### Job
Copy out each line below exactly as it appears.

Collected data
****************************************

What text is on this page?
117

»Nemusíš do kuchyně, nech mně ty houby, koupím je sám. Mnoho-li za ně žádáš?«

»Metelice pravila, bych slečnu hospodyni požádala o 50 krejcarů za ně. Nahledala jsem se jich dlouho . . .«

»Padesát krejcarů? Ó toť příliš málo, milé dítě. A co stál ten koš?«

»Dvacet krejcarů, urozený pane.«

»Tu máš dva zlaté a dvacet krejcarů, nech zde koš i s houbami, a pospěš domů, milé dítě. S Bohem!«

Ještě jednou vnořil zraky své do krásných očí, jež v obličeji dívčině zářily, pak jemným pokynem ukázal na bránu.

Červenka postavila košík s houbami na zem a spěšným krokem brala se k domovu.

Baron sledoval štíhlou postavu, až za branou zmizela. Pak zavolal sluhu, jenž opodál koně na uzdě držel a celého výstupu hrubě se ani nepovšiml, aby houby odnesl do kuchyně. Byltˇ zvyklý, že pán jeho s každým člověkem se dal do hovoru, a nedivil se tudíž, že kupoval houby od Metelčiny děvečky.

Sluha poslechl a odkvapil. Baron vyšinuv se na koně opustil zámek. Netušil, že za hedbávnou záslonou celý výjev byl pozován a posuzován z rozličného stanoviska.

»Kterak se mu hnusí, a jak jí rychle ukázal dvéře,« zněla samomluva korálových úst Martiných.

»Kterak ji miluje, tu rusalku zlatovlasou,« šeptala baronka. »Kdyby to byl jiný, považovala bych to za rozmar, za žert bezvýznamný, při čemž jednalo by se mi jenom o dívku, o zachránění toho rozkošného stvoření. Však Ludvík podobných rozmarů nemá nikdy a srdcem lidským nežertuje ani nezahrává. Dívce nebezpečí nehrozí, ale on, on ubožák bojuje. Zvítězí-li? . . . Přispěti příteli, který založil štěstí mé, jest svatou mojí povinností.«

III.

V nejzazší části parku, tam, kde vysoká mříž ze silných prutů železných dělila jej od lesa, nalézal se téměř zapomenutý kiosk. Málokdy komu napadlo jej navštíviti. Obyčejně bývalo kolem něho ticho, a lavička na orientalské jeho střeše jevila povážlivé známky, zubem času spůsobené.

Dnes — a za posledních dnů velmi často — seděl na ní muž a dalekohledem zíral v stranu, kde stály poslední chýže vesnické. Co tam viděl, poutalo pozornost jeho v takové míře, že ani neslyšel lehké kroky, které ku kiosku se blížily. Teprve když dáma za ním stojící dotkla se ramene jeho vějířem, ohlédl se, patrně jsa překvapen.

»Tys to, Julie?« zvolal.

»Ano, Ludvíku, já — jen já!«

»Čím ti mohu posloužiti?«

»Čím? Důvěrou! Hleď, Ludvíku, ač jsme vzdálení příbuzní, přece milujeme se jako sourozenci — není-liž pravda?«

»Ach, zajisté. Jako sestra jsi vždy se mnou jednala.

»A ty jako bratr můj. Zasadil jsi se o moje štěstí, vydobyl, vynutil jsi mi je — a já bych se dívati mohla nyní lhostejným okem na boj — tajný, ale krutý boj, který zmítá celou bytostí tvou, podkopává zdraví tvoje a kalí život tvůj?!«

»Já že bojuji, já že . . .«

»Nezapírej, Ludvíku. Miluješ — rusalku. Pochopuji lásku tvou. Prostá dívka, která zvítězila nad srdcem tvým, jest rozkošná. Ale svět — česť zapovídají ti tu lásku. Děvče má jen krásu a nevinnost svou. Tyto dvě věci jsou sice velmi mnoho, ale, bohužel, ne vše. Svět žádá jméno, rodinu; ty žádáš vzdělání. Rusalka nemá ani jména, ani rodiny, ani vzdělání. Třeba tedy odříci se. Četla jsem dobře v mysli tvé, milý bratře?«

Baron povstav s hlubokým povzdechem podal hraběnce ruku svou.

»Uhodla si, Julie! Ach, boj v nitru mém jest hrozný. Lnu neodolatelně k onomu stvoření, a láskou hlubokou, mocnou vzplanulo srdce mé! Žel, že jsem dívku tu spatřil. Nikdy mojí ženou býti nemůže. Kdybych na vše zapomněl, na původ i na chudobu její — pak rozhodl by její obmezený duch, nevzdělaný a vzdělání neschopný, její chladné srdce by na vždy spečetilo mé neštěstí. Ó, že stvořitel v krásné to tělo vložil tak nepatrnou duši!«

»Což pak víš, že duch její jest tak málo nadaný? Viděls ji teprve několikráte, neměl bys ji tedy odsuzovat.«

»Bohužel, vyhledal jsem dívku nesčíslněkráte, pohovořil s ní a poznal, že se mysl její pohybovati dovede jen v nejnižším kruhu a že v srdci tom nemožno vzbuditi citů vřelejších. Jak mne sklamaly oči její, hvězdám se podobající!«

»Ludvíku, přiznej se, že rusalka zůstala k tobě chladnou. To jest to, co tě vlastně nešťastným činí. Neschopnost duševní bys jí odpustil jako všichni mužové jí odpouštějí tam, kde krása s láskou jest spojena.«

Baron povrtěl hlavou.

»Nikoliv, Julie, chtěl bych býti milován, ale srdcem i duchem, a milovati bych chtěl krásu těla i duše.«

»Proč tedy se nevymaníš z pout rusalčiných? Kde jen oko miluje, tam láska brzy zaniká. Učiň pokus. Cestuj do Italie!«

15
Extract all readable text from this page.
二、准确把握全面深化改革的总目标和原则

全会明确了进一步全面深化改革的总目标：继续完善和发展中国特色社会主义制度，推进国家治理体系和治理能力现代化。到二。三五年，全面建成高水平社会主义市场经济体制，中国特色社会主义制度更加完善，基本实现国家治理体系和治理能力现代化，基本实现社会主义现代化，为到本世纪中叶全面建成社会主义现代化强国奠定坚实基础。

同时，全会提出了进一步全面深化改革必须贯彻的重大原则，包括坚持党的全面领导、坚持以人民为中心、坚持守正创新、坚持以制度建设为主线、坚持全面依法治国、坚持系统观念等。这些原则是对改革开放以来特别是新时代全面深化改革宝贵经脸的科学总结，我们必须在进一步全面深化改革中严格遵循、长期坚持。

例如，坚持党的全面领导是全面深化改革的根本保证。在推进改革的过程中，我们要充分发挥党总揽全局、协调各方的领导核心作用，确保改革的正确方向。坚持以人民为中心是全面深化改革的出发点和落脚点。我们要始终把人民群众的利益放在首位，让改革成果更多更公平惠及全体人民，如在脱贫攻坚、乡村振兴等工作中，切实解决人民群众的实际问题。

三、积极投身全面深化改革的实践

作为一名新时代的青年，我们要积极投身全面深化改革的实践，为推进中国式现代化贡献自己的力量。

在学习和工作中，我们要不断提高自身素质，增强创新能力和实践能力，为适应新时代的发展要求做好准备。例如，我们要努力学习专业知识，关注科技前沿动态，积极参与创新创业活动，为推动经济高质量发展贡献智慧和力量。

****************************************

### Reply
What text is on this page?
117

»Nemusíš do kuchyně, nech mně ty houby, koupím je sám. Mnoho-li za ně žádáš?«

»Metelice pravila, bych slečnu hospodyni požádala o 50 krejcarů za ně. Nahledala jsem se jich dlouho . . .«

»Padesát krejcarů? Ó toť příliš málo, milé dítě. A co stál ten koš?«

»Dvacet krejcarů, urozený pane.«

»Tu máš dva zlaté a dvacet krejcarů, nech zde koš i s houbami, a pospěš domů, milé dítě. S Bohem!«

Ještě jednou vnořil zraky své do krásných očí, jež v obličeji dívčině zářily, pak jemným pokynem ukázal na bránu.

Červenka postavila košík s houbami na zem a spěšným krokem brala se k domovu.

Baron sledoval štíhlou postavu, až za branou zmizela. Pak zavolal sluhu, jenž opodál koně na uzdě držel a celého výstupu hrubě se ani nepovšiml, aby houby odnesl do kuchyně. Byltˇ zvyklý, že pán jeho s každým člověkem se dal do hovoru, a nedivil se tudíž, že kupoval houby od Metelčiny děvečky.

Sluha poslechl a odkvapil. Baron vyšinuv se na koně opustil zámek. Netušil, že za hedbávnou záslonou celý výjev byl pozován a posuzován z rozličného stanoviska.

»Kterak se mu hnusí, a jak jí rychle ukázal dvéře,« zněla samomluva korálových úst Martiných.

»Kterak ji miluje, tu rusalku zlatovlasou,« šeptala baronka. »Kdyby to byl jiný, považovala bych to za rozmar, za žert bezvýznamný, při čemž jednalo by se mi jenom o dívku, o zachránění toho rozkošného stvoření. Však Ludvík podobných rozmarů nemá nikdy a srdcem lidským nežertuje ani nezahrává. Dívce nebezpečí nehrozí, ale on, on ubožák bojuje. Zvítězí-li? . . . Přispěti příteli, který založil štěstí mé, jest svatou mojí povinností.«

III.

V nejzazší části parku, tam, kde vysoká mříž ze silných prutů železných dělila jej od lesa, nalézal se téměř zapomenutý kiosk. Málokdy komu napadlo jej navštíviti. Obyčejně bývalo kolem něho ticho, a lavička na orientalské jeho střeše jevila povážlivé známky, zubem času spůsobené.

Dnes — a za posledních dnů velmi často — seděl na ní muž a dalekohledem zíral v stranu, kde stály poslední chýže vesnické. Co tam viděl, poutalo pozornost jeho v takové míře, že ani neslyšel lehké kroky, které ku kiosku se blížily. Teprve když dáma za ním stojící dotkla se ramene jeho vějířem, ohlédl se, patrně jsa překvapen.

»Tys to, Julie?« zvolal.

»Ano, Ludvíku, já — jen já!«

»Čím ti mohu posloužiti?«

»Čím? Důvěrou! Hleď, Ludvíku, ač jsme vzdálení příbuzní, přece milujeme se jako sourozenci — není-liž pravda?«

»Ach, zajisté. Jako sestra jsi vždy se mnou jednala.

»A ty jako bratr můj. Zasadil jsi se o moje štěstí, vydobyl, vynutil jsi mi je — a já bych se dívati mohla nyní lhostejným okem na boj — tajný, ale krutý boj, který zmítá celou bytostí tvou, podkopává zdraví tvoje a kalí život tvůj?!«

»Já že bojuji, já že . . .«

»Nezapírej, Ludvíku. Miluješ — rusalku. Pochopuji lásku tvou. Prostá dívka, která zvítězila nad srdcem tvým, jest rozkošná. Ale svět — česť zapovídají ti tu lásku. Děvče má jen krásu a nevinnost svou. Tyto dvě věci jsou sice velmi mnoho, ale, bohužel, ne vše. Svět žádá jméno, rodinu; ty žádáš vzdělání. Rusalka nemá ani jména, ani rodiny, ani vzdělání. Třeba tedy odříci se. Četla jsem dobře v mysli tvé, milý bratře?«

Baron povstav s hlubokým povzdechem podal hraběnce ruku svou.

»Uhodla si, Julie! Ach, boj v nitru mém jest hrozný. Lnu neodolatelně k onomu stvoření, a láskou hlubokou, mocnou vzplanulo srdce mé! Žel, že jsem dívku tu spatřil. Nikdy mojí ženou býti nemůže. Kdybych na vše zapomněl, na původ i na chudobu její — pak rozhodl by její obmezený duch, nevzdělaný a vzdělání neschopný, její chladné srdce by na vždy spečetilo mé neštěstí. Ó, že stvořitel v krásné to tělo vložil tak nepatrnou duši!«

»Což pak víš, že duch její jest tak málo nadaný? Viděls ji teprve několikráte, neměl bys ji tedy odsuzovat.«

»Bohužel, vyhledal jsem dívku nesčíslněkráte, pohovořil s ní a poznal, že se mysl její pohybovati dovede jen v nejnižším kruhu a že v srdci tom nemožno vzbuditi citů vřelejších. Jak mne sklamaly oči její, hvězdám se podobající!«

»Ludvíku, přiznej se, že rusalka zůstala k tobě chladnou. To jest to, co tě vlastně nešťastným činí. Neschopnost duševní bys jí odpustil jako všichni mužové jí odpouštějí tam, kde krása s láskou jest spojena.«

Baron povrtěl hlavou.

»Nikoliv, Julie, chtěl bych býti milován, ale srdcem i duchem, a milovati bych chtěl krásu těla i duše.«

»Proč tedy se nevymaníš z pout rusalčiných? Kde jen oko miluje, tam láska brzy zaniká. Učiň pokus. Cestuj do Italie!«

15
Extract all readable text from this page.
二、准确把握全面深化改革的总目标和原则

全会明确了进一步全面深化改革的总目标：继续完善和发展中国特色社会主义制度，推进国家治理体系和治理能力现代化。到二。三五年，全面建成高水平社会主义市场经济体制，中国特色社会主义制度更加完善，基本实现国家治理体系和治理能力现代化，基本实现社会主义现代化，为到本世纪中叶全面建成社会主义现代化强国奠定坚实基础。

同时，全会提出了进一步全面深化改革必须贯彻的重大原则，包括坚持党的全面领导、坚持以人民为中心、坚持守正创新、坚持以制度建设为主线、坚持全面依法治国、坚持系统观念等。这些原则是对改革开放以来特别是新时代全面深化改革宝贵经脸的科学总结，我们必须在进一步全面深化改革中严格遵循、长期坚持。

例如，坚持党的全面领导是全面深化改革的根本保证。在推进改革的过程中，我们要充分发挥党总揽全局、协调各方的领导核心作用，确保改革的正确方向。坚持以人民为中心是全面深化改革的出发点和落脚点。我们要始终把人民群众的利益放在首位，让改革成果更多更公平惠及全体人民，如在脱贫攻坚、乡村振兴等工作中，切实解决人民群众的实际问题。

三、积极投身全面深化改革的实践

作为一名新时代的青年，我们要积极投身全面深化改革的实践，为推进中国式现代化贡献自己的力量。

在学习和工作中，我们要不断提高自身素质，增强创新能力和实践能力，为适应新时代的发展要求做好准备。例如，我们要努力学习专业知识，关注科技前沿动态，积极参与创新创业活动，为推动经济高质量发展贡献智慧和力量。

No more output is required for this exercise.